Structured figure records:
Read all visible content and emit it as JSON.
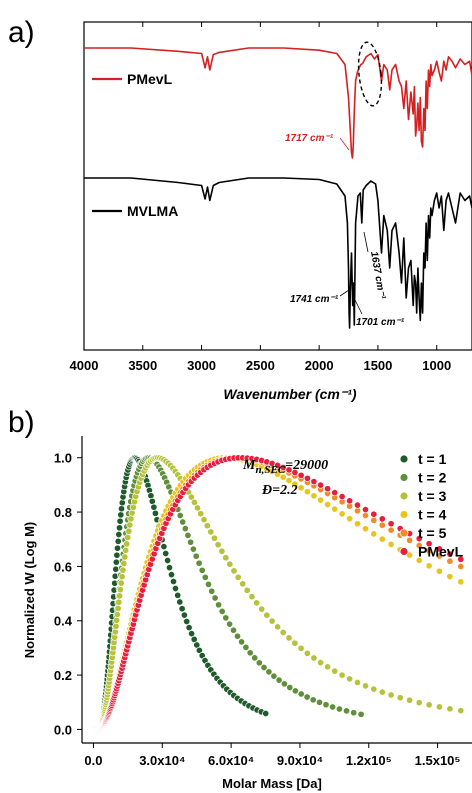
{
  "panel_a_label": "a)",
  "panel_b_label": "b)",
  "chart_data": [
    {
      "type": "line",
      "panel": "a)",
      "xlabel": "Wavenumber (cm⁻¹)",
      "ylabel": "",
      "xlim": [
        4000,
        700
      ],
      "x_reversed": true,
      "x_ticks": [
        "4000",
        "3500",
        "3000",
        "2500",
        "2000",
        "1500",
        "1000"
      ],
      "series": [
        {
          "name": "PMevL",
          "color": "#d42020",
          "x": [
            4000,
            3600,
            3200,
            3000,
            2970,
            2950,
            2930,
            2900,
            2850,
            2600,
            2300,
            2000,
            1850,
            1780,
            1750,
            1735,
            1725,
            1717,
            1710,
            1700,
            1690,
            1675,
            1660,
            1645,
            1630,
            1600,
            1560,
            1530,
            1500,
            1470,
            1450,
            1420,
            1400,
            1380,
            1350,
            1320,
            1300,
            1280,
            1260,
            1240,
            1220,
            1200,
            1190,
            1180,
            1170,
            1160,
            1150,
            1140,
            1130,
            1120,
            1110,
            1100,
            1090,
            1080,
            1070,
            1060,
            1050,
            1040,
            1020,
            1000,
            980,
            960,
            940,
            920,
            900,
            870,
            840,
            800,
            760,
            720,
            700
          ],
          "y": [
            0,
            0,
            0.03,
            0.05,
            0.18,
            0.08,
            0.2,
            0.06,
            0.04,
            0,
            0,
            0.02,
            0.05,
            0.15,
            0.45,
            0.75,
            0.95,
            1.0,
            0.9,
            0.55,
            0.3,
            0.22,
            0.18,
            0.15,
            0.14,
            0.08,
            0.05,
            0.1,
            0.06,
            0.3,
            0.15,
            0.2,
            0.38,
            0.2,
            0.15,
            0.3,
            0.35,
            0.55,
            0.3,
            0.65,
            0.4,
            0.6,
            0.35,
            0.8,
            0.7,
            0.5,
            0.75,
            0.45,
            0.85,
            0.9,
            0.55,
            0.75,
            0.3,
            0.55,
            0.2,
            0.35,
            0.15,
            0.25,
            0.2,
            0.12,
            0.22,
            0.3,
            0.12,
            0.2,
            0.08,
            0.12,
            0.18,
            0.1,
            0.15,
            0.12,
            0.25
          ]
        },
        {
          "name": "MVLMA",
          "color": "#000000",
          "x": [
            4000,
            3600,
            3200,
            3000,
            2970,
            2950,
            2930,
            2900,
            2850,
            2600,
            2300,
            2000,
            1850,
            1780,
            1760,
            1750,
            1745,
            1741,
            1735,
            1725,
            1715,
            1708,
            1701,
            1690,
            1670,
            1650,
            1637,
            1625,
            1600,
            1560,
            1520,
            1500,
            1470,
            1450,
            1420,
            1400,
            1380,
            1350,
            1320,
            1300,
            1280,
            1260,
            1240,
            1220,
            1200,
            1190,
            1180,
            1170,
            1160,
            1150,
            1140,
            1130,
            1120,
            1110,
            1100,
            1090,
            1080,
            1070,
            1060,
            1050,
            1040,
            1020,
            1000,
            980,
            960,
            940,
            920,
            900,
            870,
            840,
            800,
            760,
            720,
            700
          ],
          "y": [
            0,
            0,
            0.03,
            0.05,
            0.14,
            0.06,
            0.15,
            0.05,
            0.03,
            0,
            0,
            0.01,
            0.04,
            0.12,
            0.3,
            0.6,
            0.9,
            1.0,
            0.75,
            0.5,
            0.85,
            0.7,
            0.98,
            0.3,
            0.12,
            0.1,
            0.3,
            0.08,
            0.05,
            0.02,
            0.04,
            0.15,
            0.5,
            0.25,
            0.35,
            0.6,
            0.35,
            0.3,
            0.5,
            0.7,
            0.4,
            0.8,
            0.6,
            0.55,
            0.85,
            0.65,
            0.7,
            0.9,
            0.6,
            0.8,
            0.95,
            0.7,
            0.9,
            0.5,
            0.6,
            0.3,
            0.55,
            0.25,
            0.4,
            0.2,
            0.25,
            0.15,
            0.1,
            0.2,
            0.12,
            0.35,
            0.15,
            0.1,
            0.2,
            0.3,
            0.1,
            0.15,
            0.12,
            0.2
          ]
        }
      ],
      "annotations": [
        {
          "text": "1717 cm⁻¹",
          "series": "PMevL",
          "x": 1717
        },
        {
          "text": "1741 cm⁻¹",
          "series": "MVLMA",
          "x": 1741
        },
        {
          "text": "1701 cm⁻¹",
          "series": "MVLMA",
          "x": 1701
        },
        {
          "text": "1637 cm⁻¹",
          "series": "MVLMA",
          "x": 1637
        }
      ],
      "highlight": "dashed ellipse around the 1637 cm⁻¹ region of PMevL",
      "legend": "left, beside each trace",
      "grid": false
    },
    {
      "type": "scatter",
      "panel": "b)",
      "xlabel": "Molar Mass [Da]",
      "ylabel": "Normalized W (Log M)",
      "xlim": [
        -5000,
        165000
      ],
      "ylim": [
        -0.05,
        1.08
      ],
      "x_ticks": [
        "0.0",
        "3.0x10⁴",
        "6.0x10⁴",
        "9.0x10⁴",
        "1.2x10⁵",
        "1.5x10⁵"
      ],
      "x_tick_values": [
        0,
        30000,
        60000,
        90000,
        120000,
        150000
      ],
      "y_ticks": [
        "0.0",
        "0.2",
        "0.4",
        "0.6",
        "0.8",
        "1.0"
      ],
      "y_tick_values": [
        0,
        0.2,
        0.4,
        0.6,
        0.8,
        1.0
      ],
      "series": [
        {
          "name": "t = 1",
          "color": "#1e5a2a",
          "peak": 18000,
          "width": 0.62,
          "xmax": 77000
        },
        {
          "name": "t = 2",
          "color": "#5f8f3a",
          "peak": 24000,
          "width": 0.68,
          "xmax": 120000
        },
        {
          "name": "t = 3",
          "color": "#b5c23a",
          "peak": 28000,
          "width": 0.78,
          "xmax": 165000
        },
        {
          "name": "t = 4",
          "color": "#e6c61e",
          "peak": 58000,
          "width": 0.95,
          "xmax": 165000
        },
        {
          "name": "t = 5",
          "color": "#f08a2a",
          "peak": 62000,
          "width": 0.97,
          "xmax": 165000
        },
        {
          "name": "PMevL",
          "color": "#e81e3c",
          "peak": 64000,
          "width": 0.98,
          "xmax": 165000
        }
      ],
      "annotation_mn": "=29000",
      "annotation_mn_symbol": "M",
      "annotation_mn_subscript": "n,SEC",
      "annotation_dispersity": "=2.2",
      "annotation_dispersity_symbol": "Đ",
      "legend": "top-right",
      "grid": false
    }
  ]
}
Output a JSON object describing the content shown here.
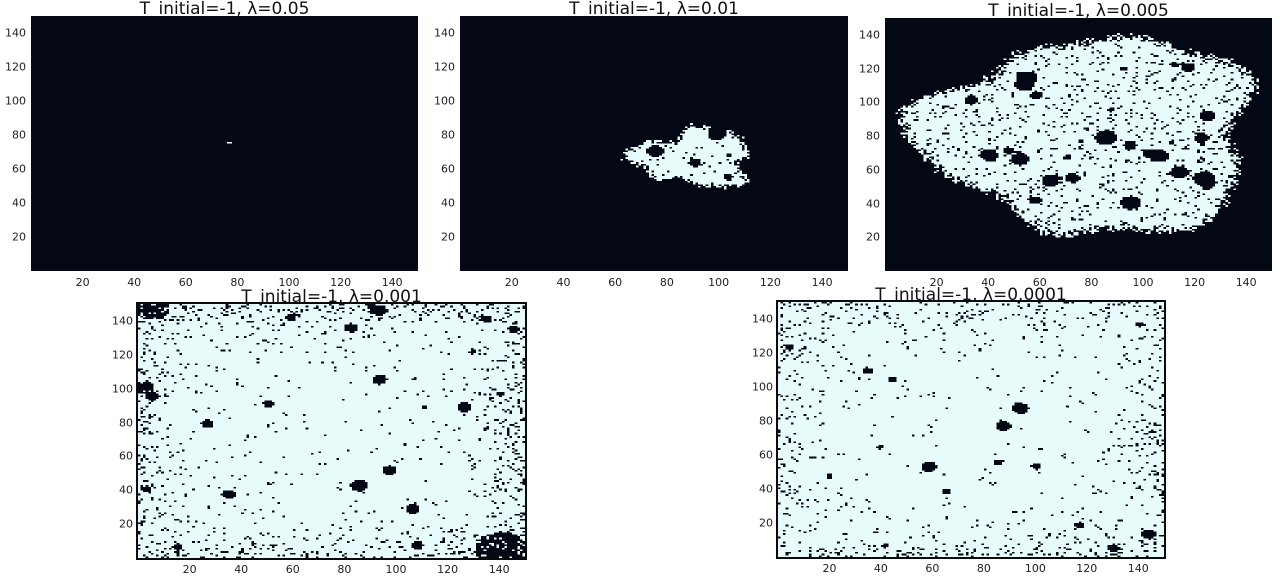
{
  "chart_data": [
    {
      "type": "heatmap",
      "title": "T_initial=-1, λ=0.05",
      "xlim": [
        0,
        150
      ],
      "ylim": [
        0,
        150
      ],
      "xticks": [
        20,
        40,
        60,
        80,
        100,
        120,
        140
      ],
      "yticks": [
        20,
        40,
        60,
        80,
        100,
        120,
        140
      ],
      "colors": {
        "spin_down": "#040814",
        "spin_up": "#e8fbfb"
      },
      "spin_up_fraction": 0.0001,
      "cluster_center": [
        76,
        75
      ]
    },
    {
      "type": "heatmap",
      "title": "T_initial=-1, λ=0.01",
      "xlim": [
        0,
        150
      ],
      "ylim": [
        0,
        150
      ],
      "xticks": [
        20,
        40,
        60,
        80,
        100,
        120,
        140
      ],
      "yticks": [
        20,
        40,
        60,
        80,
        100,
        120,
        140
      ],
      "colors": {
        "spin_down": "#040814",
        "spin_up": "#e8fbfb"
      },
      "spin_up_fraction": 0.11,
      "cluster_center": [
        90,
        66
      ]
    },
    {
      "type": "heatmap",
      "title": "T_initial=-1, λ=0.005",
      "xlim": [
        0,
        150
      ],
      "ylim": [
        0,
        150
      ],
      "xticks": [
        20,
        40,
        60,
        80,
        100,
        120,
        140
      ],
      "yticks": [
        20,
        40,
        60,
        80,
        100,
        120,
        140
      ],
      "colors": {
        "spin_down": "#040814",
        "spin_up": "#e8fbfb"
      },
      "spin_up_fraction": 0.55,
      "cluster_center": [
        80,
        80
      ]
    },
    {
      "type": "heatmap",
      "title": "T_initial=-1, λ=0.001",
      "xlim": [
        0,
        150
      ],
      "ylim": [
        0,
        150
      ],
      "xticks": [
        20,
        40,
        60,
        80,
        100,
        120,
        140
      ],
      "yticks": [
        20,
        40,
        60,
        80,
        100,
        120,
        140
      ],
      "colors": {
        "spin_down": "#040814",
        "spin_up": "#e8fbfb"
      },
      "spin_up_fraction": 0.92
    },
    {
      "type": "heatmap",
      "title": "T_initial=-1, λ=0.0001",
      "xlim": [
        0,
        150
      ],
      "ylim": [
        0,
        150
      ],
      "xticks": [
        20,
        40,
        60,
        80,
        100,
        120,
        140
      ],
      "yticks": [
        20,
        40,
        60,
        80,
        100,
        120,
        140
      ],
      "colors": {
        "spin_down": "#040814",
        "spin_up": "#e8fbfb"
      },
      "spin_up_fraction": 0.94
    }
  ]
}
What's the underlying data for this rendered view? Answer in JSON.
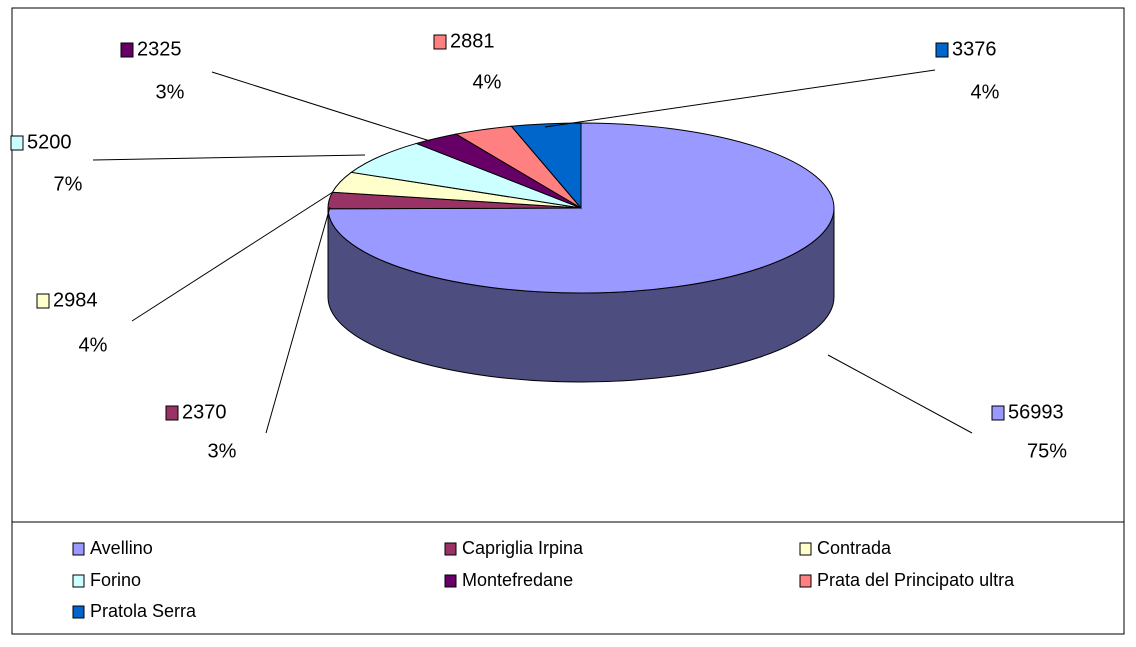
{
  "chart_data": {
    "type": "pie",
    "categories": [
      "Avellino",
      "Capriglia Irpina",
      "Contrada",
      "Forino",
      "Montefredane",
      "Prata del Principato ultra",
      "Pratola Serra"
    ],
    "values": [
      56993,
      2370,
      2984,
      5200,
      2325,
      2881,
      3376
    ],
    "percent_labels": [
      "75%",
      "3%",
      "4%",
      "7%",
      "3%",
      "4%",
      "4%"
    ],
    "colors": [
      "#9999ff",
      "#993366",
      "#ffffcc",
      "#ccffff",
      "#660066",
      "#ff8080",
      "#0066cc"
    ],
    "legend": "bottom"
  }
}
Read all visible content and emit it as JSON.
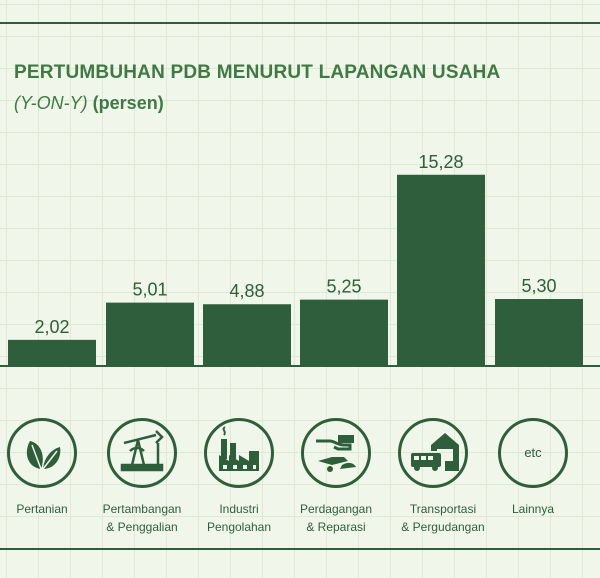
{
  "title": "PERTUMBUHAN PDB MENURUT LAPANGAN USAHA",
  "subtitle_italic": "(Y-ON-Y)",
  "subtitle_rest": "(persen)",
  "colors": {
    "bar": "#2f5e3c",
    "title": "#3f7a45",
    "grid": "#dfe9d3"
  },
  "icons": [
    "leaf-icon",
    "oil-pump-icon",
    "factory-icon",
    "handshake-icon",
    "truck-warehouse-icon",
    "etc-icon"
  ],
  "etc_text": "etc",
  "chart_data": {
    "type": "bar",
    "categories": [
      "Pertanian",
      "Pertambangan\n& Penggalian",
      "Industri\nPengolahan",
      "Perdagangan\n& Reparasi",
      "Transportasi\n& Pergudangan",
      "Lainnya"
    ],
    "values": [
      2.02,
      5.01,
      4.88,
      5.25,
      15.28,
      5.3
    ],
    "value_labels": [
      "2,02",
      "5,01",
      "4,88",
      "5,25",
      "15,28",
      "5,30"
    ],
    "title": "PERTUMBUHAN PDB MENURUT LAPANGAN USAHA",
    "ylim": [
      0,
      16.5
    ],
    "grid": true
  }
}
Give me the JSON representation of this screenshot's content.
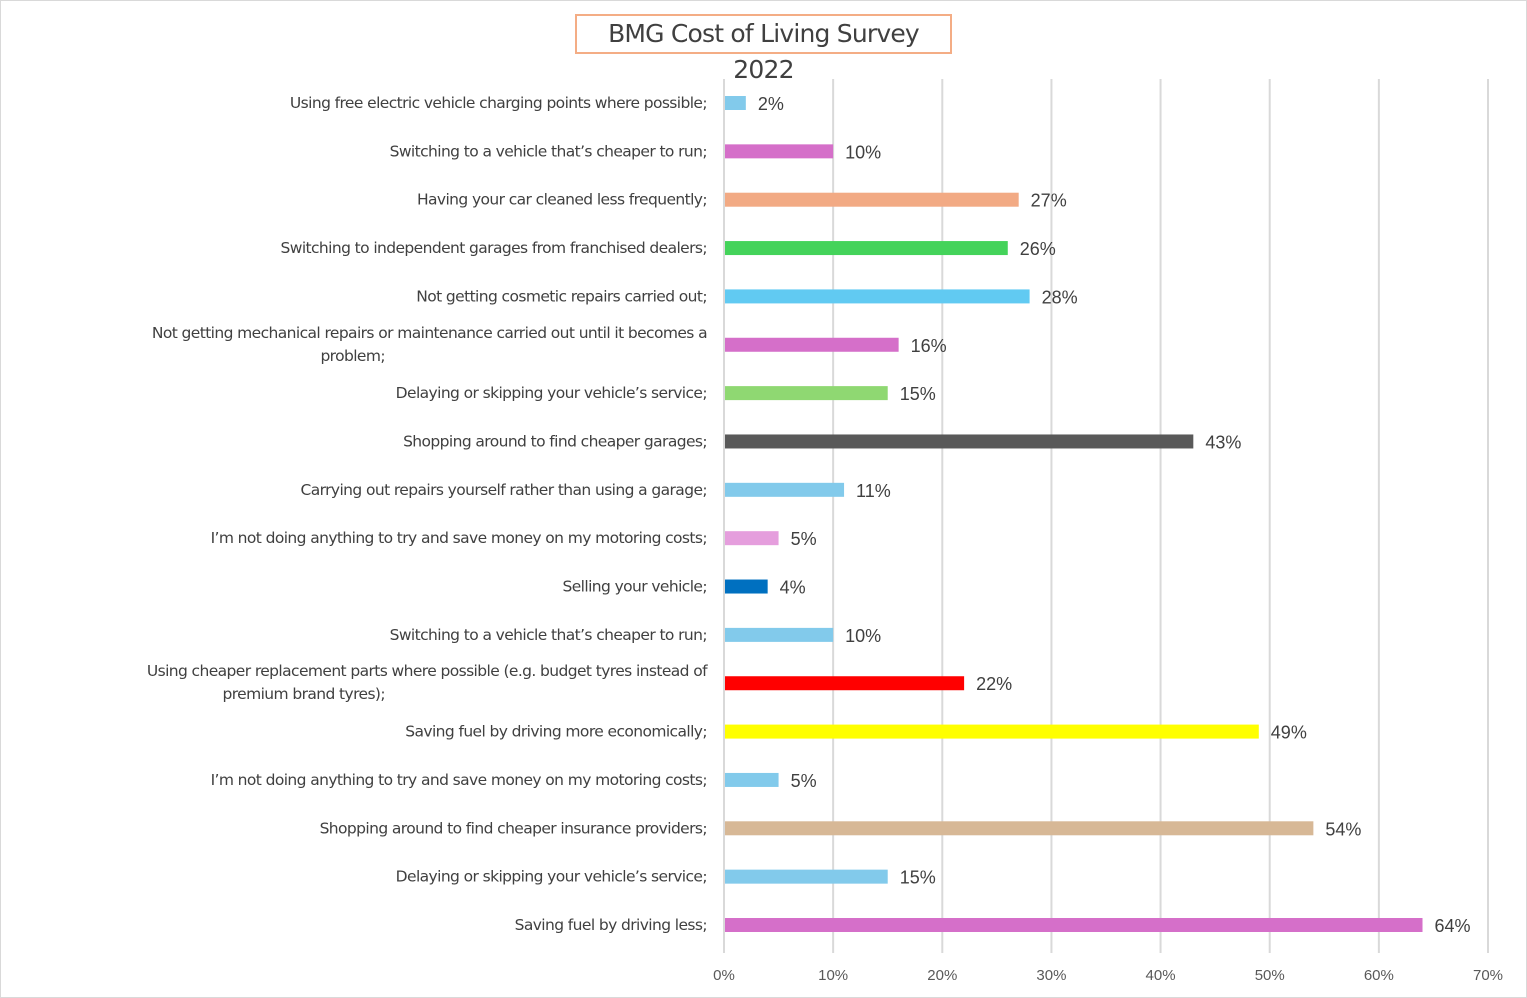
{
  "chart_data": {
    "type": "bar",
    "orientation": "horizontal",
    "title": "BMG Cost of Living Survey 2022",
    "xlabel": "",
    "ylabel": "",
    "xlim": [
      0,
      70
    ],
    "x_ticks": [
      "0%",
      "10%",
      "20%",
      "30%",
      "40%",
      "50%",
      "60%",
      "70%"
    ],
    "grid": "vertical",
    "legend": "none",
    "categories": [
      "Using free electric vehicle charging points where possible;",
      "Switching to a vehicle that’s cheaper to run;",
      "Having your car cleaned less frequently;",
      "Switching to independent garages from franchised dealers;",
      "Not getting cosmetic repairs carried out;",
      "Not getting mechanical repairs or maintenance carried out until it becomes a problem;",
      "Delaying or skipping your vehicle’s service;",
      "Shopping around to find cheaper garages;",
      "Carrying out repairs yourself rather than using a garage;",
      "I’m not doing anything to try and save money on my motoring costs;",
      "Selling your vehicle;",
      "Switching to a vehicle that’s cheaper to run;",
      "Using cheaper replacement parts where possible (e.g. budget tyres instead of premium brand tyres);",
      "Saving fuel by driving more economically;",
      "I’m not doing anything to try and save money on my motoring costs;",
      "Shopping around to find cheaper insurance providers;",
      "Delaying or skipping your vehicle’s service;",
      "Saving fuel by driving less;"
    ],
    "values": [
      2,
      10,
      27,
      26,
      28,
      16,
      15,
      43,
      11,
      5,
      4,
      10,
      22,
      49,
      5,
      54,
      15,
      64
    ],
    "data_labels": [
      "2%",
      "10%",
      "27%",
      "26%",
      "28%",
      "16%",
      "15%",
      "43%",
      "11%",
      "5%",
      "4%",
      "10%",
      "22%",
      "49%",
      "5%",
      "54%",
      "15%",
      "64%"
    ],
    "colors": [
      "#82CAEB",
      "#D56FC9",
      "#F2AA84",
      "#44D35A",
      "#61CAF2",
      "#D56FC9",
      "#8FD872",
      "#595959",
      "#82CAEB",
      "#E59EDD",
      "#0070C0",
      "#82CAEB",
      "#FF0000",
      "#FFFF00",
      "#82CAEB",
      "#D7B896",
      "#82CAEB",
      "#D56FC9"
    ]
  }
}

### GIVEN EXERCISE
Write down every line of the data above that includes the string "fuel".

### RESULT FOR THIS EXERCISE
      "Saving fuel by driving more economically;",
      "Saving fuel by driving less;"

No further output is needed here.